• [Directions] Gather all lines in the records below that include the word "Homeless".

** Start Entries provided **

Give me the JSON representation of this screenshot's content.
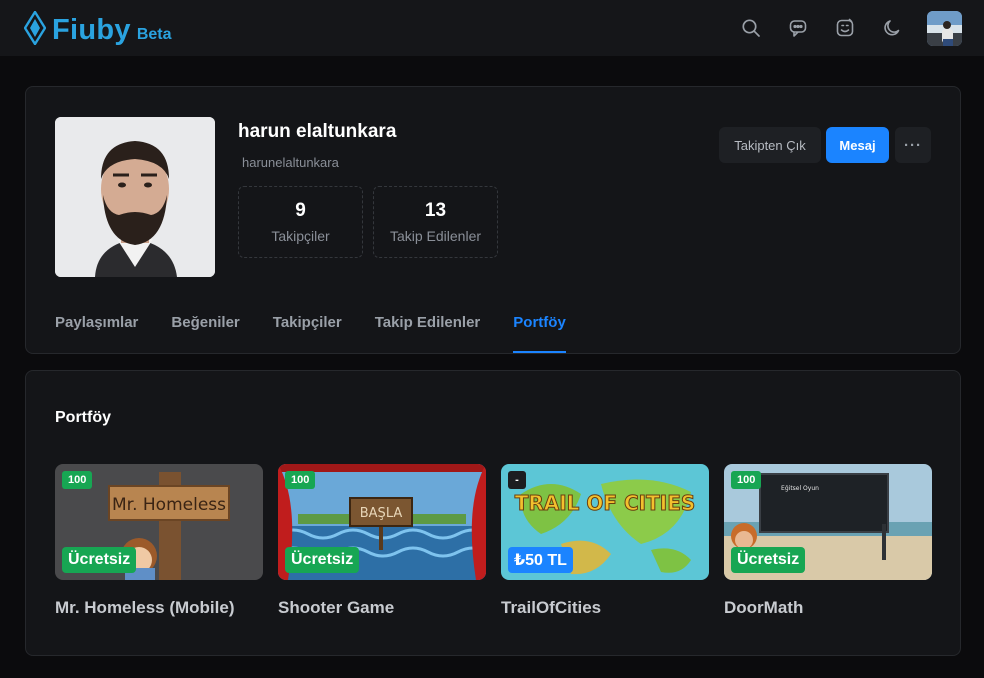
{
  "header": {
    "brand_name": "Fiuby",
    "brand_beta": "Beta",
    "icons": [
      "search-icon",
      "chat-icon",
      "emoji-icon",
      "moon-icon"
    ],
    "accent": "#2aa3e0"
  },
  "profile": {
    "name": "harun elaltunkara",
    "handle": "harunelaltunkara",
    "stats": [
      {
        "value": "9",
        "label": "Takipçiler"
      },
      {
        "value": "13",
        "label": "Takip Edilenler"
      }
    ],
    "unfollow_label": "Takipten Çık",
    "message_label": "Mesaj",
    "more_label": "···"
  },
  "tabs": [
    {
      "label": "Paylaşımlar",
      "active": false
    },
    {
      "label": "Beğeniler",
      "active": false
    },
    {
      "label": "Takipçiler",
      "active": false
    },
    {
      "label": "Takip Edilenler",
      "active": false
    },
    {
      "label": "Portföy",
      "active": true
    }
  ],
  "portfolio": {
    "title": "Portföy",
    "games": [
      {
        "name": "Mr. Homeless (Mobile)",
        "top_badge": "100",
        "price": "Ücretsiz",
        "thumb_text": "Mr. Homeless"
      },
      {
        "name": "Shooter Game",
        "top_badge": "100",
        "price": "Ücretsiz",
        "thumb_text": "BAŞLA"
      },
      {
        "name": "TrailOfCities",
        "top_badge": "-",
        "price": "₺50 TL",
        "thumb_text": "TRAIL OF CITIES"
      },
      {
        "name": "DoorMath",
        "top_badge": "100",
        "price": "Ücretsiz",
        "thumb_text": "Eğitsel Oyun"
      }
    ]
  },
  "colors": {
    "primary": "#1b84ff",
    "free_badge": "#17a653",
    "card": "#141518"
  }
}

** End Entries provided **

• [Task solution]
        "name": "Mr. Homeless (Mobile)",
        "thumb_text": "Mr. Homeless"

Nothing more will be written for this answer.